# Task objective
Gather all lines from the material that contain "Dépense".

>> begin

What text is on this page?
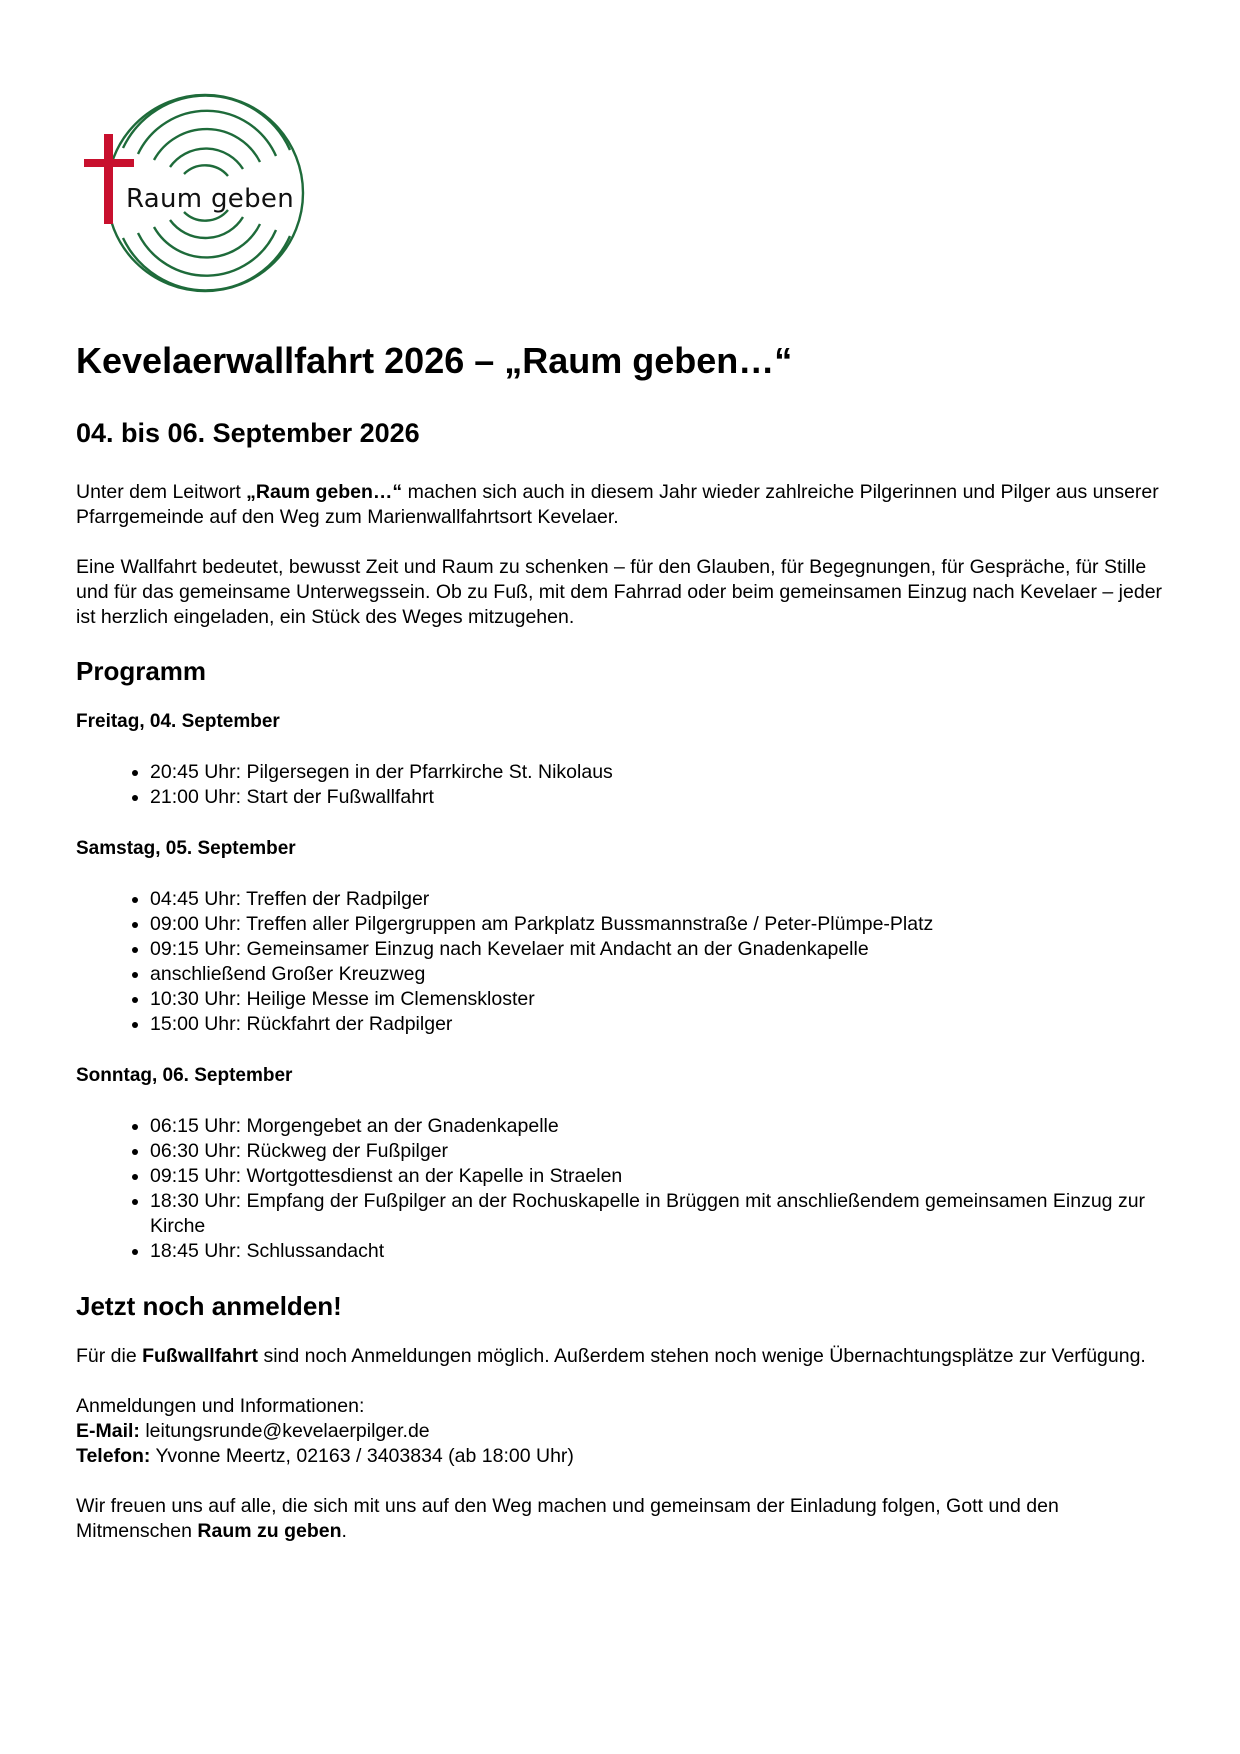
Raum geben
Kevelaerwallfahrt 2026 – „Raum geben…“
04. bis 06. September 2026

Unter dem Leitwort „Raum geben…“ machen sich auch in diesem Jahr wieder zahlreiche Pilgerinnen und Pilger aus unserer Pfarrgemeinde auf den Weg zum Marienwallfahrtsort Kevelaer.

Eine Wallfahrt bedeutet, bewusst Zeit und Raum zu schenken – für den Glauben, für Begegnungen, für Gespräche, für Stille und für das gemeinsame Unterwegssein. Ob zu Fuß, mit dem Fahrrad oder beim gemeinsamen Einzug nach Kevelaer – jeder ist herzlich eingeladen, ein Stück des Weges mitzugehen.

Programm
Freitag, 04. September
• 20:45 Uhr: Pilgersegen in der Pfarrkirche St. Nikolaus
• 21:00 Uhr: Start der Fußwallfahrt
Samstag, 05. September
• 04:45 Uhr: Treffen der Radpilger
• 09:00 Uhr: Treffen aller Pilgergruppen am Parkplatz Bussmannstraße / Peter-Plümpe-Platz
• 09:15 Uhr: Gemeinsamer Einzug nach Kevelaer mit Andacht an der Gnadenkapelle
• anschließend Großer Kreuzweg
• 10:30 Uhr: Heilige Messe im Clemenskloster
• 15:00 Uhr: Rückfahrt der Radpilger
Sonntag, 06. September
• 06:15 Uhr: Morgengebet an der Gnadenkapelle
• 06:30 Uhr: Rückweg der Fußpilger
• 09:15 Uhr: Wortgottesdienst an der Kapelle in Straelen
• 18:30 Uhr: Empfang der Fußpilger an der Rochuskapelle in Brüggen mit anschließendem gemeinsamen Einzug zur Kirche
• 18:45 Uhr: Schlussandacht
Jetzt noch anmelden!

Für die Fußwallfahrt sind noch Anmeldungen möglich. Außerdem stehen noch wenige Übernachtungsplätze zur Verfügung.

Anmeldungen und Informationen:
E-Mail: leitungsrunde@kevelaerpilger.de
Telefon: Yvonne Meertz, 02163 / 3403834 (ab 18:00 Uhr)

Wir freuen uns auf alle, die sich mit uns auf den Weg machen und gemeinsam der Einladung folgen, Gott und den Mitmenschen Raum zu geben.
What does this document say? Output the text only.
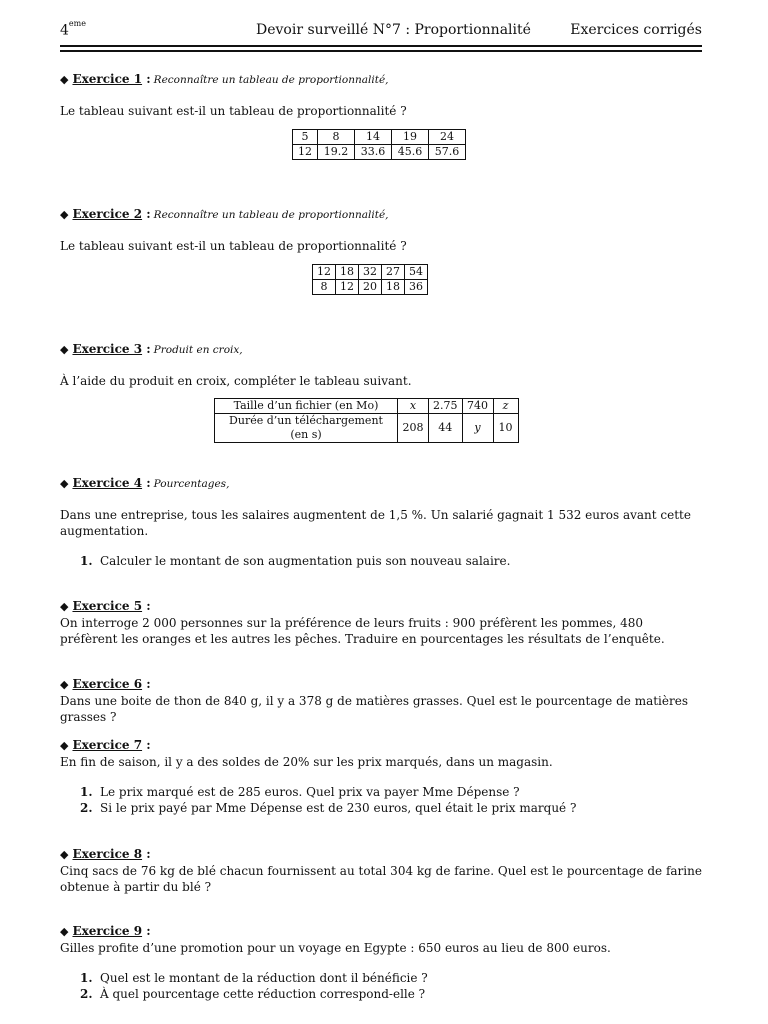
4eme	Devoir surveillé N°7 : Proportionnalité	Exercices corrigés
◆ Exercice 1 : Reconnaître un tableau de proportionnalité,
Le tableau suivant est-il un tableau de proportionnalité ?
5	8	14	19	24
12	19.2	33.6	45.6	57.6
◆ Exercice 2 : Reconnaître un tableau de proportionnalité,
Le tableau suivant est-il un tableau de proportionnalité ?
12	18	32	27	54
8	12	20	18	36
◆ Exercice 3 : Produit en croix,
À l’aide du produit en croix, compléter le tableau suivant.
Taille d’un fichier (en Mo)	x	2.75	740	z
Durée d’un téléchargement (en s)	208	44	y	10
◆ Exercice 4 : Pourcentages,
Dans une entreprise, tous les salaires augmentent de 1,5 %. Un salarié gagnait 1 532 euros avant cette augmentation.
1. Calculer le montant de son augmentation puis son nouveau salaire.
◆ Exercice 5 :
On interroge 2 000 personnes sur la préférence de leurs fruits : 900 préfèrent les pommes, 480 préfèrent les oranges et les autres les pêches. Traduire en pourcentages les résultats de l’enquête.
◆ Exercice 6 :
Dans une boite de thon de 840 g, il y a 378 g de matières grasses. Quel est le pourcentage de matières grasses ?
◆ Exercice 7 :
En fin de saison, il y a des soldes de 20% sur les prix marqués, dans un magasin.
1. Le prix marqué est de 285 euros. Quel prix va payer Mme Dépense ?
2. Si le prix payé par Mme Dépense est de 230 euros, quel était le prix marqué ?
◆ Exercice 8 :
Cinq sacs de 76 kg de blé chacun fournissent au total 304 kg de farine. Quel est le pourcentage de farine obtenue à partir du blé ?
◆ Exercice 9 :
Gilles profite d’une promotion pour un voyage en Egypte : 650 euros au lieu de 800 euros.
1. Quel est le montant de la réduction dont il bénéficie ?
2. À quel pourcentage cette réduction correspond-elle ?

>> end

# Task result
1. Le prix marqué est de 285 euros. Quel prix va payer Mme Dépense ?
2. Si le prix payé par Mme Dépense est de 230 euros, quel était le prix marqué ?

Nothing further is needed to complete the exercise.